Spatial layout data
------------------------------------------------

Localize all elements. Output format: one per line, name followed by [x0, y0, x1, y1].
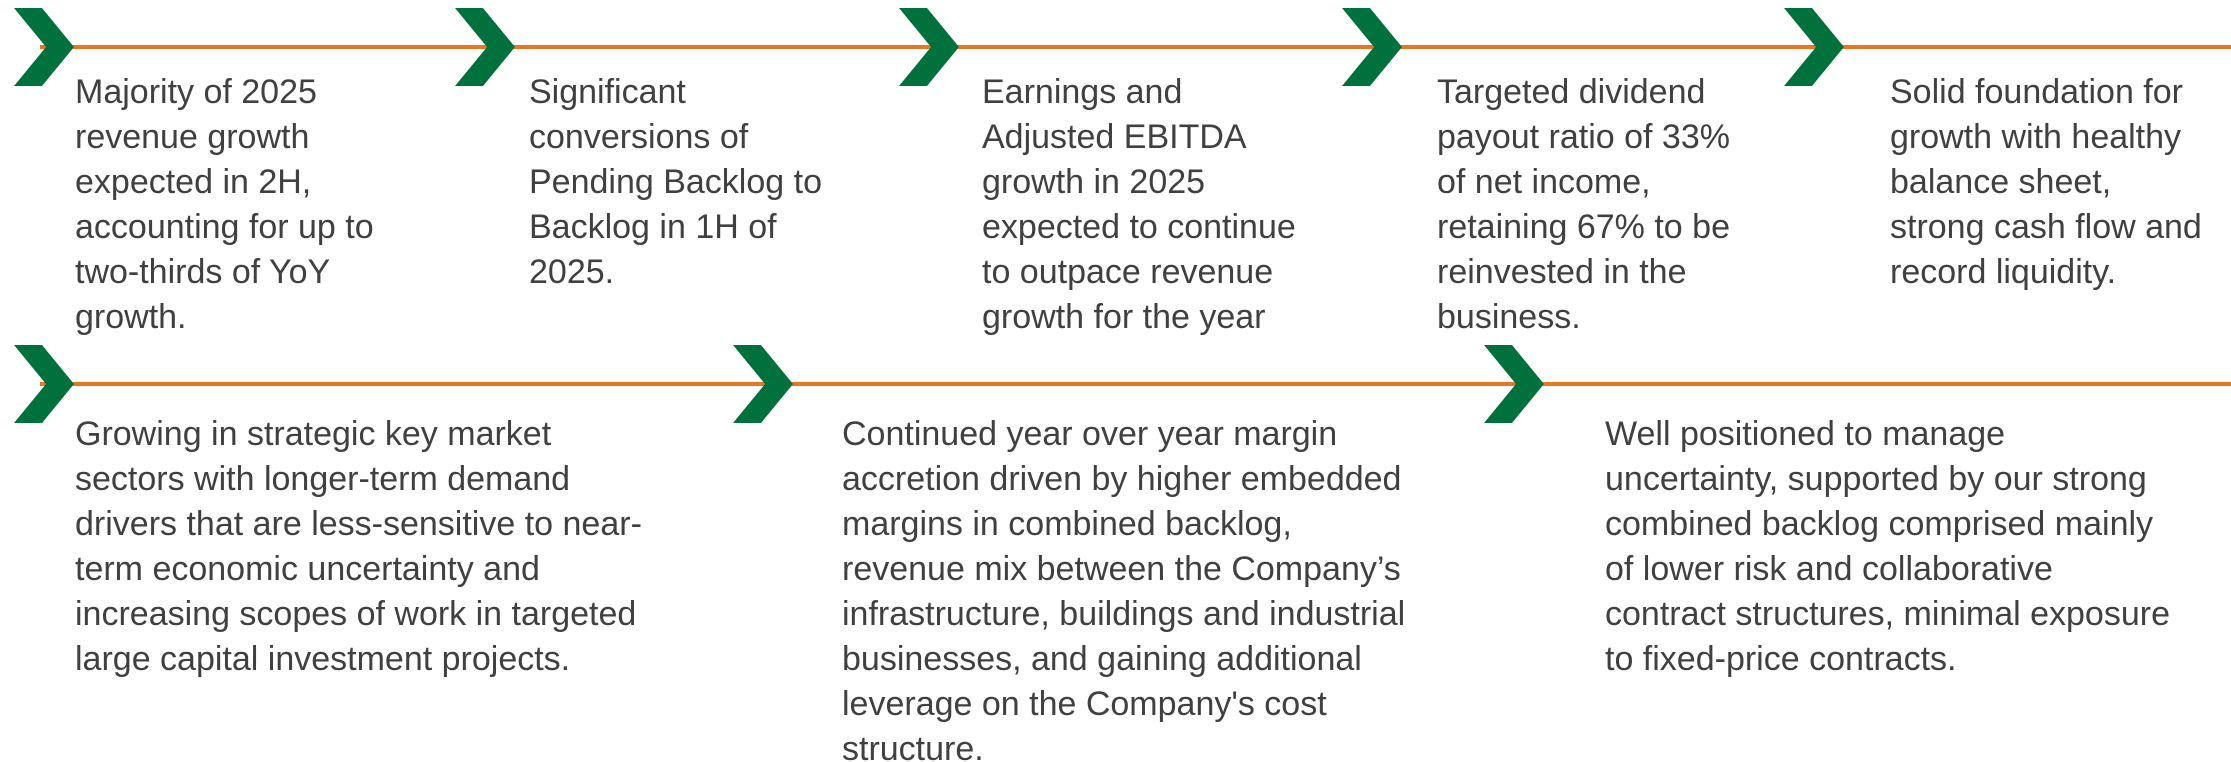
text-line: expected in 2H, — [75, 163, 312, 201]
text-line: business. — [1437, 298, 1581, 336]
text-line: of net income, — [1437, 163, 1651, 201]
text-line: Majority of 2025 — [75, 73, 317, 111]
milestone-text: Earnings and Adjusted EBITDA growth in 202… — [982, 70, 1296, 340]
text-line: drivers that are less-sensitive to near- — [75, 505, 642, 543]
text-line: revenue mix between the Company’s — [842, 550, 1401, 588]
text-line: expected to continue — [982, 208, 1296, 246]
milestone-text: Continued year over year margin accretion… — [842, 412, 1405, 762]
text-line: accounting for up to — [75, 208, 374, 246]
text-line: Solid foundation for — [1890, 73, 2183, 111]
text-line: to fixed-price contracts. — [1605, 640, 1957, 678]
text-line: structure. — [842, 730, 984, 762]
milestone-text: Significant conversions of Pending Backlog… — [529, 70, 822, 295]
text-line: sectors with longer-term demand — [75, 460, 571, 498]
chevron — [1342, 8, 1402, 86]
milestone-text: Majority of 2025 revenue growth expected i… — [75, 70, 374, 340]
text-line: two-thirds of YoY — [75, 253, 331, 291]
text-line: reinvested in the — [1437, 253, 1687, 291]
text-line: payout ratio of 33% — [1437, 118, 1730, 156]
text-line: Well positioned to manage — [1605, 415, 2006, 453]
chevron — [455, 8, 515, 86]
text-line: accretion driven by higher embedded — [842, 460, 1402, 498]
text-line: retaining 67% to be — [1437, 208, 1730, 246]
text-line: growth in 2025 — [982, 163, 1206, 201]
text-line: Significant — [529, 73, 686, 111]
text-line: strong cash flow and — [1890, 208, 2202, 246]
text-line: to outpace revenue — [982, 253, 1274, 291]
text-line: Earnings and — [982, 73, 1183, 111]
milestone-text: Solid foundation for growth with healthy b… — [1890, 70, 2202, 295]
text-line: businesses, and gaining additional — [842, 640, 1362, 678]
text-line: Adjusted EBITDA — [982, 118, 1247, 156]
text-line: Targeted dividend — [1437, 73, 1706, 111]
text-line: growth with healthy — [1890, 118, 2182, 156]
text-line: Pending Backlog to — [529, 163, 822, 201]
text-line: revenue growth — [75, 118, 310, 156]
text-line: Backlog in 1H of — [529, 208, 777, 246]
text-line: leverage on the Company's cost — [842, 685, 1327, 723]
text-line: growth for the year — [982, 298, 1266, 336]
chevron — [733, 345, 793, 423]
text-line: record liquidity. — [1890, 253, 2117, 291]
text-line: 2025. — [529, 253, 615, 291]
milestone-text: Growing in strategic key market sectors w… — [75, 412, 642, 682]
text-line: term economic uncertainty and — [75, 550, 540, 588]
milestone-text: Targeted dividend payout ratio of 33% of n… — [1437, 70, 1730, 340]
text-line: Continued year over year margin — [842, 415, 1338, 453]
text-line: large capital investment projects. — [75, 640, 571, 678]
chevron — [14, 345, 74, 423]
text-line: conversions of — [529, 118, 749, 156]
milestone-text: Well positioned to manage uncertainty, su… — [1605, 412, 2170, 682]
chevron — [1484, 345, 1544, 423]
text-line: contract structures, minimal exposure — [1605, 595, 2170, 633]
text-line: uncertainty, supported by our strong — [1605, 460, 2147, 498]
text-line: increasing scopes of work in targeted — [75, 595, 637, 633]
chevron — [1784, 8, 1844, 86]
text-line: Growing in strategic key market — [75, 415, 552, 453]
text-line: of lower risk and collaborative — [1605, 550, 2053, 588]
text-line: combined backlog comprised mainly — [1605, 505, 2154, 543]
chevron — [14, 8, 74, 86]
text-line: balance sheet, — [1890, 163, 2112, 201]
chevron — [899, 8, 959, 86]
text-line: infrastructure, buildings and industrial — [842, 595, 1406, 633]
text-line: growth. — [75, 298, 187, 336]
text-line: margins in combined backlog, — [842, 505, 1292, 543]
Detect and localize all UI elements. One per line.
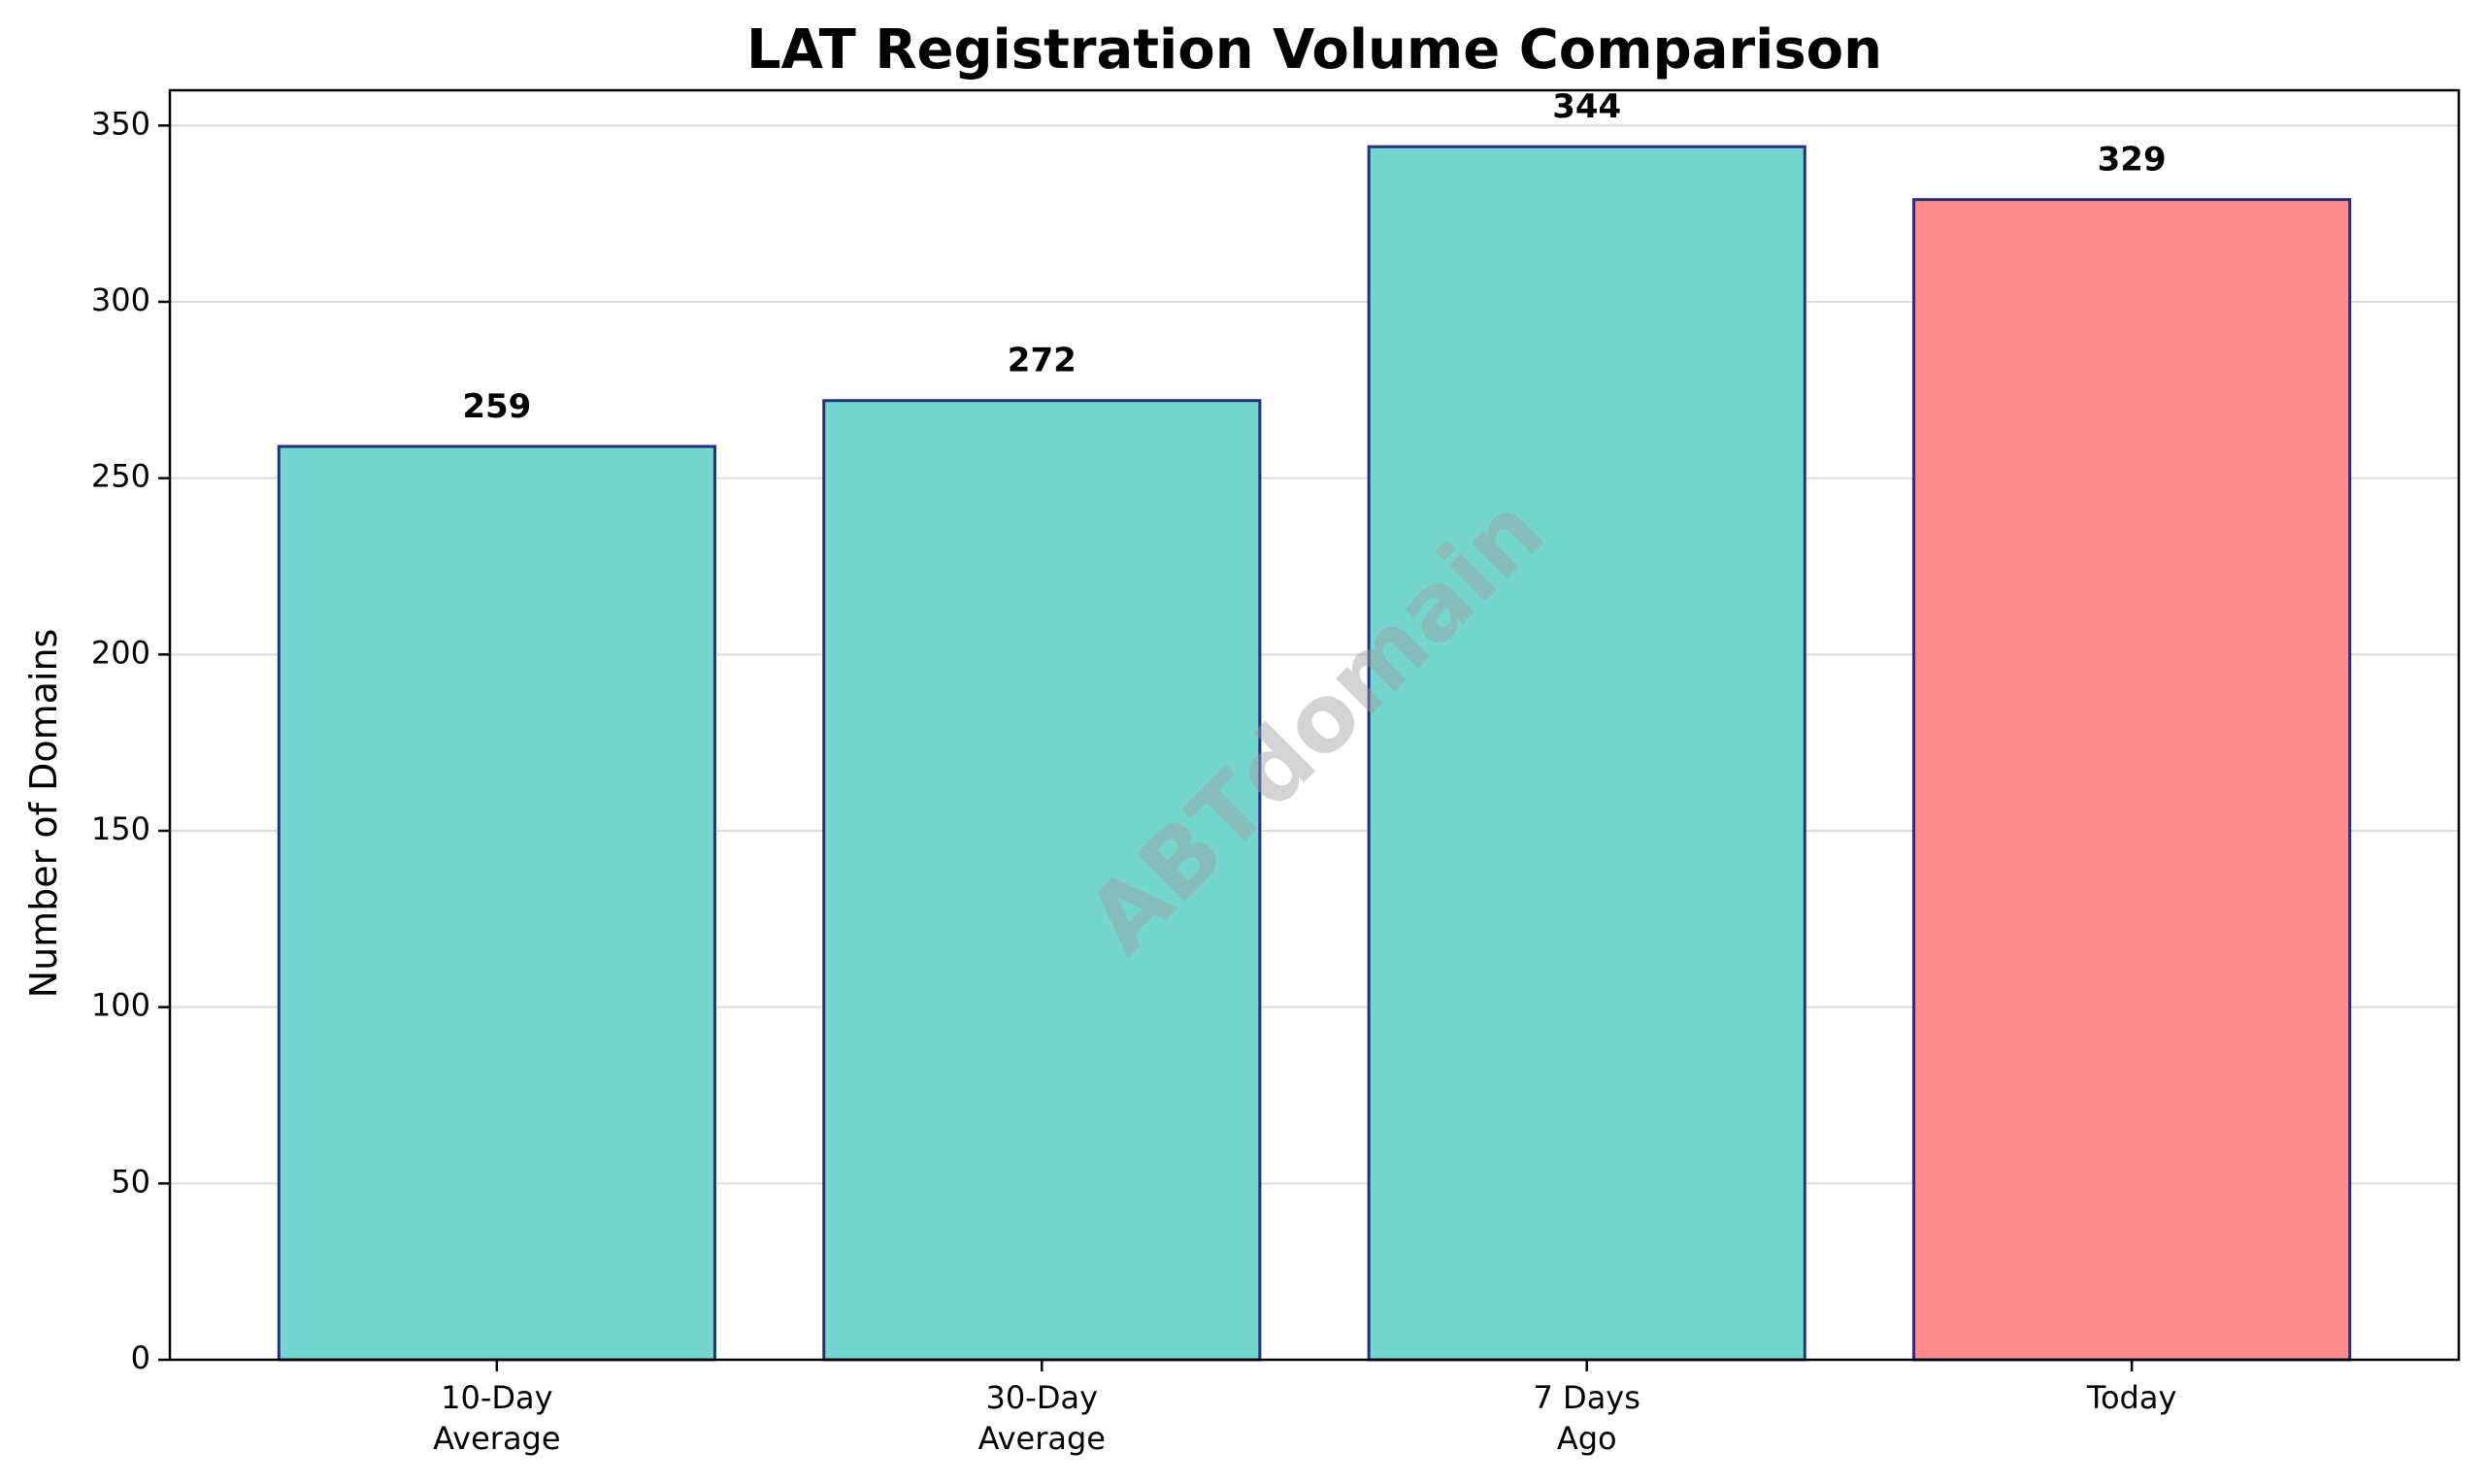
bar-3 <box>1912 198 2352 1362</box>
data-label-2: 344 <box>1552 87 1621 126</box>
y-tick-label: 350 <box>91 105 150 142</box>
plot-area-frame <box>168 88 2461 1362</box>
x-axis-ticks: 10-Day Average 30-Day Average 7 Days Ago Today <box>433 1360 2176 1457</box>
bar-1 <box>822 399 1262 1362</box>
y-tick-label: 300 <box>91 281 150 318</box>
data-label-3: 329 <box>2098 141 2167 180</box>
y-tick-label: 0 <box>131 1339 150 1376</box>
x-tick-label-2: 7 Days Ago <box>1534 1379 1640 1457</box>
x-tick-label-3: Today <box>2086 1379 2177 1416</box>
x-tick-label-1: 30-Day Average <box>978 1379 1106 1457</box>
bar-2 <box>1367 145 1806 1362</box>
y-tick-label: 50 <box>111 1163 150 1200</box>
y-tick-label: 100 <box>91 987 150 1024</box>
y-axis-label: Number of Domains <box>22 629 65 999</box>
bar-0 <box>277 445 716 1362</box>
data-label-1: 272 <box>1008 342 1077 380</box>
y-tick-label: 250 <box>91 458 150 495</box>
y-tick-label: 150 <box>91 810 150 847</box>
x-tick-label-0: 10-Day Average <box>433 1379 560 1457</box>
data-labels: 259 272 344 329 <box>462 87 2166 426</box>
y-tick-label: 200 <box>91 634 150 671</box>
y-axis-ticks: 0 50 100 150 200 250 300 350 <box>91 105 170 1376</box>
data-label-0: 259 <box>462 387 531 426</box>
chart-title: LAT Registration Volume Comparison <box>746 18 1882 82</box>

------------------------------------------------

__Aim of the task__:
Reproduce every line of the data above verbatim, omitting the picture lines.

__Full answer__:
Localize all elements. Output format: one per line, name followed by [x0, y0, x1, y1].
text-line: expected in 2H, — [75, 163, 312, 201]
text-line: business. — [1437, 298, 1581, 336]
text-line: of net income, — [1437, 163, 1651, 201]
text-line: Majority of 2025 — [75, 73, 317, 111]
milestone-text: Earnings and Adjusted EBITDA growth in 202… — [982, 70, 1296, 340]
text-line: drivers that are less-sensitive to near- — [75, 505, 642, 543]
text-line: revenue mix between the Company’s — [842, 550, 1401, 588]
text-line: expected to continue — [982, 208, 1296, 246]
milestone-text: Continued year over year margin accretion… — [842, 412, 1405, 762]
text-line: accounting for up to — [75, 208, 374, 246]
text-line: Solid foundation for — [1890, 73, 2183, 111]
text-line: to fixed-price contracts. — [1605, 640, 1957, 678]
text-line: structure. — [842, 730, 984, 762]
milestone-text: Significant conversions of Pending Backlog… — [529, 70, 822, 295]
text-line: sectors with longer-term demand — [75, 460, 571, 498]
chevron — [1342, 8, 1402, 86]
milestone-text: Majority of 2025 revenue growth expected i… — [75, 70, 374, 340]
text-line: two-thirds of YoY — [75, 253, 331, 291]
text-line: reinvested in the — [1437, 253, 1687, 291]
text-line: payout ratio of 33% — [1437, 118, 1730, 156]
text-line: Well positioned to manage — [1605, 415, 2006, 453]
chevron — [455, 8, 515, 86]
text-line: accretion driven by higher embedded — [842, 460, 1402, 498]
text-line: retaining 67% to be — [1437, 208, 1730, 246]
text-line: growth in 2025 — [982, 163, 1206, 201]
text-line: Significant — [529, 73, 686, 111]
text-line: strong cash flow and — [1890, 208, 2202, 246]
text-line: to outpace revenue — [982, 253, 1274, 291]
text-line: Earnings and — [982, 73, 1183, 111]
milestone-text: Solid foundation for growth with healthy b… — [1890, 70, 2202, 295]
text-line: businesses, and gaining additional — [842, 640, 1362, 678]
text-line: Adjusted EBITDA — [982, 118, 1247, 156]
text-line: Targeted dividend — [1437, 73, 1706, 111]
text-line: growth with healthy — [1890, 118, 2182, 156]
text-line: Pending Backlog to — [529, 163, 822, 201]
text-line: revenue growth — [75, 118, 310, 156]
text-line: Backlog in 1H of — [529, 208, 777, 246]
text-line: leverage on the Company's cost — [842, 685, 1327, 723]
text-line: growth for the year — [982, 298, 1266, 336]
chevron — [733, 345, 793, 423]
text-line: record liquidity. — [1890, 253, 2117, 291]
text-line: 2025. — [529, 253, 615, 291]
milestone-text: Growing in strategic key market sectors w… — [75, 412, 642, 682]
text-line: term economic uncertainty and — [75, 550, 540, 588]
milestone-text: Targeted dividend payout ratio of 33% of n… — [1437, 70, 1730, 340]
text-line: Continued year over year margin — [842, 415, 1338, 453]
text-line: large capital investment projects. — [75, 640, 571, 678]
chevron — [14, 345, 74, 423]
text-line: conversions of — [529, 118, 749, 156]
milestone-text: Well positioned to manage uncertainty, su… — [1605, 412, 2170, 682]
chevron — [1484, 345, 1544, 423]
text-line: contract structures, minimal exposure — [1605, 595, 2170, 633]
text-line: uncertainty, supported by our strong — [1605, 460, 2147, 498]
text-line: increasing scopes of work in targeted — [75, 595, 637, 633]
chevron — [1784, 8, 1844, 86]
text-line: Growing in strategic key market — [75, 415, 552, 453]
text-line: of lower risk and collaborative — [1605, 550, 2053, 588]
text-line: combined backlog comprised mainly — [1605, 505, 2154, 543]
chevron — [14, 8, 74, 86]
text-line: balance sheet, — [1890, 163, 2112, 201]
chevron — [899, 8, 959, 86]
text-line: infrastructure, buildings and industrial — [842, 595, 1406, 633]
text-line: growth. — [75, 298, 187, 336]
text-line: margins in combined backlog, — [842, 505, 1292, 543]
Detect and localize all UI elements. One per line.
bar-3 <box>1912 198 2352 1362</box>
data-label-2: 344 <box>1552 87 1621 126</box>
y-tick-label: 350 <box>91 105 150 142</box>
plot-area-frame <box>168 88 2461 1362</box>
x-axis-ticks: 10-Day Average 30-Day Average 7 Days Ago Today <box>433 1360 2176 1457</box>
bar-1 <box>822 399 1262 1362</box>
y-tick-label: 300 <box>91 281 150 318</box>
data-label-3: 329 <box>2098 141 2167 180</box>
y-tick-label: 0 <box>131 1339 150 1376</box>
x-tick-label-2: 7 Days Ago <box>1534 1379 1640 1457</box>
x-tick-label-3: Today <box>2086 1379 2177 1416</box>
x-tick-label-1: 30-Day Average <box>978 1379 1106 1457</box>
bar-2 <box>1367 145 1806 1362</box>
y-tick-label: 50 <box>111 1163 150 1200</box>
y-tick-label: 100 <box>91 987 150 1024</box>
y-axis-label: Number of Domains <box>22 629 65 999</box>
bar-0 <box>277 445 716 1362</box>
data-label-1: 272 <box>1008 342 1077 380</box>
y-tick-label: 250 <box>91 458 150 495</box>
y-tick-label: 150 <box>91 810 150 847</box>
x-tick-label-0: 10-Day Average <box>433 1379 560 1457</box>
data-labels: 259 272 344 329 <box>462 87 2166 426</box>
y-tick-label: 200 <box>91 634 150 671</box>
y-axis-ticks: 0 50 100 150 200 250 300 350 <box>91 105 170 1376</box>
data-label-0: 259 <box>462 387 531 426</box>
chart-title: LAT Registration Volume Comparison <box>746 18 1882 82</box>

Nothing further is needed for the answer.